Pull out every line with the word "true" from the entries below.

(Records from a data source)
┌────────

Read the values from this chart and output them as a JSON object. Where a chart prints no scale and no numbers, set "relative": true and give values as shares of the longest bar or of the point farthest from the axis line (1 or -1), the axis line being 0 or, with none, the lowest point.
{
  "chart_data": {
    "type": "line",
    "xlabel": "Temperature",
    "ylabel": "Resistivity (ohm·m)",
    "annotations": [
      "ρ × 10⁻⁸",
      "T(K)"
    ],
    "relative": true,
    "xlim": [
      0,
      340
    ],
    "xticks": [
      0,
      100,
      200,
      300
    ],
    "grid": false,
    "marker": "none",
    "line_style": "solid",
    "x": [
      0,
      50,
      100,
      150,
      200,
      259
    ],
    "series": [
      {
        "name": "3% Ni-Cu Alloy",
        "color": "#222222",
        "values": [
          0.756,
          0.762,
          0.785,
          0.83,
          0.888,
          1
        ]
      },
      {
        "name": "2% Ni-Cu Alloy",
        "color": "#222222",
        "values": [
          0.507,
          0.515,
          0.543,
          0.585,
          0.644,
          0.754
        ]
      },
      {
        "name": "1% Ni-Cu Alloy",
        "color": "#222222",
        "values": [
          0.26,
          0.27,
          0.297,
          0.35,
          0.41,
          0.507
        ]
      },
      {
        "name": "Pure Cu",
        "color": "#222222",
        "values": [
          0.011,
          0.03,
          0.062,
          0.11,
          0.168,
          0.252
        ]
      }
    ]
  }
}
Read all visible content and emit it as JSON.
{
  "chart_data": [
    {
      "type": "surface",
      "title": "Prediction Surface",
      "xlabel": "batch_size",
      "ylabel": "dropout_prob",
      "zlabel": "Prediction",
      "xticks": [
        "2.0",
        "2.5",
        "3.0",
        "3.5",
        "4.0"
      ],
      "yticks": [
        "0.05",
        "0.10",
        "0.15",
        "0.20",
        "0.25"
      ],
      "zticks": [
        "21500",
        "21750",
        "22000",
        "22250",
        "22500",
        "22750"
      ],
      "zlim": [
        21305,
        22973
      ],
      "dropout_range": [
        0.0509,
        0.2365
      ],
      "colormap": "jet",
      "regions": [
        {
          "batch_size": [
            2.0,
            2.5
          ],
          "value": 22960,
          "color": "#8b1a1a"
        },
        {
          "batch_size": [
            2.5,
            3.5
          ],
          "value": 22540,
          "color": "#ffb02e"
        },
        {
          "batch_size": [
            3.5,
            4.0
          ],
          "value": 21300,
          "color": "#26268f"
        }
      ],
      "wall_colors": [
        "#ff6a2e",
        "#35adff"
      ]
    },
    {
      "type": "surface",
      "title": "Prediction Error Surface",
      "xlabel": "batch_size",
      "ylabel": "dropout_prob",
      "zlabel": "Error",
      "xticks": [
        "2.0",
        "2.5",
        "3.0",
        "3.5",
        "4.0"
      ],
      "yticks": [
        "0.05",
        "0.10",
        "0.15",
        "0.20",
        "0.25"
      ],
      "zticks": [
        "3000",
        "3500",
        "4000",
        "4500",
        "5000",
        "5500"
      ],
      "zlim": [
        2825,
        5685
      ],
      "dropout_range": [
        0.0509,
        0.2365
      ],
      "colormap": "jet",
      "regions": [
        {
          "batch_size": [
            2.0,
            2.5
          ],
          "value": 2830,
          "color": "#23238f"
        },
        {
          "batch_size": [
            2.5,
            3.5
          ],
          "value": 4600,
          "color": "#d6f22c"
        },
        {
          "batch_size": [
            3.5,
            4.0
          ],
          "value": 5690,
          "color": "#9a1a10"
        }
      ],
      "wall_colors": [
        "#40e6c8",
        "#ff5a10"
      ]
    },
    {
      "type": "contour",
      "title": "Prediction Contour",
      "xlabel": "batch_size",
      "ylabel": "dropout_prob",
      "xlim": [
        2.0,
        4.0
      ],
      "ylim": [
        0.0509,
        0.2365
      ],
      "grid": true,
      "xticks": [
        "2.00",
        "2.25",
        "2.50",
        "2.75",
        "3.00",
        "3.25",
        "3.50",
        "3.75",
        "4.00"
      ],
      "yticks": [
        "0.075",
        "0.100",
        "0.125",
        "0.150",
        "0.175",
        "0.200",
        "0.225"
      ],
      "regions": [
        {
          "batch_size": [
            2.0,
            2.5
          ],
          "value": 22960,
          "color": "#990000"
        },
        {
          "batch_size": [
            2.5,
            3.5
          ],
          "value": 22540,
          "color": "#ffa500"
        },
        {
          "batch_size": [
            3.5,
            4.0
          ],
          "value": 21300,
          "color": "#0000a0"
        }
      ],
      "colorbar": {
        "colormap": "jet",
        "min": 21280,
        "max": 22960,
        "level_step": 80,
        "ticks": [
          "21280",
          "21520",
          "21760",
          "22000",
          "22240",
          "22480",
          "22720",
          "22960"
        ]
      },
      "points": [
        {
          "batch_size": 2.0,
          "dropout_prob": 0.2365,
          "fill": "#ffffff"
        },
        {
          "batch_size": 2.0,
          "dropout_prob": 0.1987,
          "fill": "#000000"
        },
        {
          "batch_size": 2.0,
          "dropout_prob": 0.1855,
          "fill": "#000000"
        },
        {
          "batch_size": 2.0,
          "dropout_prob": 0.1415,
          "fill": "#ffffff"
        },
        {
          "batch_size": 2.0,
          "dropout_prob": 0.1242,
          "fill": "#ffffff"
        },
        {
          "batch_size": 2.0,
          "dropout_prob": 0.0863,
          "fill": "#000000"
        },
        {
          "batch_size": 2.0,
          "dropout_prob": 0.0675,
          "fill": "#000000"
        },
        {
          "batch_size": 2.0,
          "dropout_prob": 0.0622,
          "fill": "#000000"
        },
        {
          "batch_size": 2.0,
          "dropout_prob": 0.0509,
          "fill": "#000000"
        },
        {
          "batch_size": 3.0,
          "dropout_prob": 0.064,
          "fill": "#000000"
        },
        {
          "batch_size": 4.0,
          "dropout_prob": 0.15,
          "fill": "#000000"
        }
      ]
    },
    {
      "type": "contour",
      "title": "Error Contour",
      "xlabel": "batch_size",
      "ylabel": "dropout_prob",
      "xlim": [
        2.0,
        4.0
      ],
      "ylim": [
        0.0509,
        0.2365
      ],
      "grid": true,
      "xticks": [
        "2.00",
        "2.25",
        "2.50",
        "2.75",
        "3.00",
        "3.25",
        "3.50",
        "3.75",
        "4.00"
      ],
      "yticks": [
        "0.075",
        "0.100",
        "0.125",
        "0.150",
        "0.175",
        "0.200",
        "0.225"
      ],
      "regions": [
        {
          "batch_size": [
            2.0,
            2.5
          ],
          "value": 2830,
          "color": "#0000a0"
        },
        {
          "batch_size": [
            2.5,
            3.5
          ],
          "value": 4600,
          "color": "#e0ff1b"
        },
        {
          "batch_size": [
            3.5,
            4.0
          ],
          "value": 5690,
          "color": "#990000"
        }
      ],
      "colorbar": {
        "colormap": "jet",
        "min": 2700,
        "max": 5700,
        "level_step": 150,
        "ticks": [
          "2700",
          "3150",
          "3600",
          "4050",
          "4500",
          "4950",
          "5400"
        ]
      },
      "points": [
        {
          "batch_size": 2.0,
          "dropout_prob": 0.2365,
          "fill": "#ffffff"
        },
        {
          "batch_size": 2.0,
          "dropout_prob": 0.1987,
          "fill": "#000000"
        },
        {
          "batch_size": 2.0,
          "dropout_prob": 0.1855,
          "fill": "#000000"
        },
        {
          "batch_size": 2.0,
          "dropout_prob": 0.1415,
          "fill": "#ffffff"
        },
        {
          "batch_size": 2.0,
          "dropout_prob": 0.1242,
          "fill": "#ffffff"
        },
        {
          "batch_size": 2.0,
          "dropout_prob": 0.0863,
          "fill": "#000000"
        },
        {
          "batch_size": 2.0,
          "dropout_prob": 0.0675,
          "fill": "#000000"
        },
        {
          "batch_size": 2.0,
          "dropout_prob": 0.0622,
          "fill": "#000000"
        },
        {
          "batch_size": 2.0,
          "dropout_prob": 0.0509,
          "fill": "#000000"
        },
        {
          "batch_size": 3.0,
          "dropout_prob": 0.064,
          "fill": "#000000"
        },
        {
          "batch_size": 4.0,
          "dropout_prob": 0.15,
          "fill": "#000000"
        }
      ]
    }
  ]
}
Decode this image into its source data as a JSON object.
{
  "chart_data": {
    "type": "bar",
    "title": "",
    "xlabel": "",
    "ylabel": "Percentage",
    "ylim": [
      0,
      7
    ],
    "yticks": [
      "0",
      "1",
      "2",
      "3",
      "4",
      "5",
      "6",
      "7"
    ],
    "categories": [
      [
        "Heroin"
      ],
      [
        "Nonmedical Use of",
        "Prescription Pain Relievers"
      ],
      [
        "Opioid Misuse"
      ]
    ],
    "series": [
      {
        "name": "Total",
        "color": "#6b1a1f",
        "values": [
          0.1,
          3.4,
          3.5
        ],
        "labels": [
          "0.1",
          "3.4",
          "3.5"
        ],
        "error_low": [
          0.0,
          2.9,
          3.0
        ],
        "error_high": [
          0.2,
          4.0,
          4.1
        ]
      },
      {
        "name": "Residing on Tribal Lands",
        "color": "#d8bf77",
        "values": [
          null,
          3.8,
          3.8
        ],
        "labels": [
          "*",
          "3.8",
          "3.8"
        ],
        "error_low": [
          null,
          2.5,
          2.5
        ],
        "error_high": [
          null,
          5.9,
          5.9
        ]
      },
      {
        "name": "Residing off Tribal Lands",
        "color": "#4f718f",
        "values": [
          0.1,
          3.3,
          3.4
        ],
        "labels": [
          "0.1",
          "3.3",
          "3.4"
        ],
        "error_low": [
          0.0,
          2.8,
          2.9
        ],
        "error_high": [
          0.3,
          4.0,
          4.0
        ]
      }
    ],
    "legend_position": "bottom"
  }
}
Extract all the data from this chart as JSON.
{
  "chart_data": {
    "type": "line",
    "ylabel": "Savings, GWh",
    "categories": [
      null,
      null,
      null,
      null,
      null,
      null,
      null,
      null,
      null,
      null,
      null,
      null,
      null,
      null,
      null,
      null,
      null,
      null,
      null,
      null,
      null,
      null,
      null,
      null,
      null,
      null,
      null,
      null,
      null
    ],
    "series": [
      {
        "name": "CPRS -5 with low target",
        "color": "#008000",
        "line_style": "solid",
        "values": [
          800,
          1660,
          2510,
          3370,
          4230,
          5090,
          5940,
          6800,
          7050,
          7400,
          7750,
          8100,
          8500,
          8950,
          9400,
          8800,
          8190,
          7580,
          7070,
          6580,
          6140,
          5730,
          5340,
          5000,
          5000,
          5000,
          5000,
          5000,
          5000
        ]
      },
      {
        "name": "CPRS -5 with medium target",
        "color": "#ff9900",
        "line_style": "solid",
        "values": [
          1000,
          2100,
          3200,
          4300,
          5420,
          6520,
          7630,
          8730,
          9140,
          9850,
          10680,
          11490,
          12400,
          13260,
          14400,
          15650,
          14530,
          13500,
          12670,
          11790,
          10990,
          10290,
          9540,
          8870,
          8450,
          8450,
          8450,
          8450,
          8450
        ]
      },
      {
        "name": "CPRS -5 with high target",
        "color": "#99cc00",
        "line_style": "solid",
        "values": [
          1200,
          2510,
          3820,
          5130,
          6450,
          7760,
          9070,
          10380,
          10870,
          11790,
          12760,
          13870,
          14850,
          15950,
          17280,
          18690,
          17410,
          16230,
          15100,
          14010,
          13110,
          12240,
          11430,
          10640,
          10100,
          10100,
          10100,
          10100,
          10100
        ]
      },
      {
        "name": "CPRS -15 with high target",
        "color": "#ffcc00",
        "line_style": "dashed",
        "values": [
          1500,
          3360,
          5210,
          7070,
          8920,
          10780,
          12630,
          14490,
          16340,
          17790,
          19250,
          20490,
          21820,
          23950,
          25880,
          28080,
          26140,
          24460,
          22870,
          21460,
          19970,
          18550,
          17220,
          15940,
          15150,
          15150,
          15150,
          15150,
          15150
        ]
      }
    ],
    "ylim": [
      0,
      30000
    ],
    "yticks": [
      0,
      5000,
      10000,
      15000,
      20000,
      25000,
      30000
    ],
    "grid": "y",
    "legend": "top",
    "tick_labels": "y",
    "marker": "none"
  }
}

└────────

* Solution to this problem *
Read the values from this chart and output them as a JSON object. Where a chart prints no scale and no numbers, set "relative": true and give values as shares of the longest bar or of the point farthest from the axis line (1 or -1), the axis line being 0 or, with none, the lowest point.
    "relative": true,
      "grid": true,
      "grid": true,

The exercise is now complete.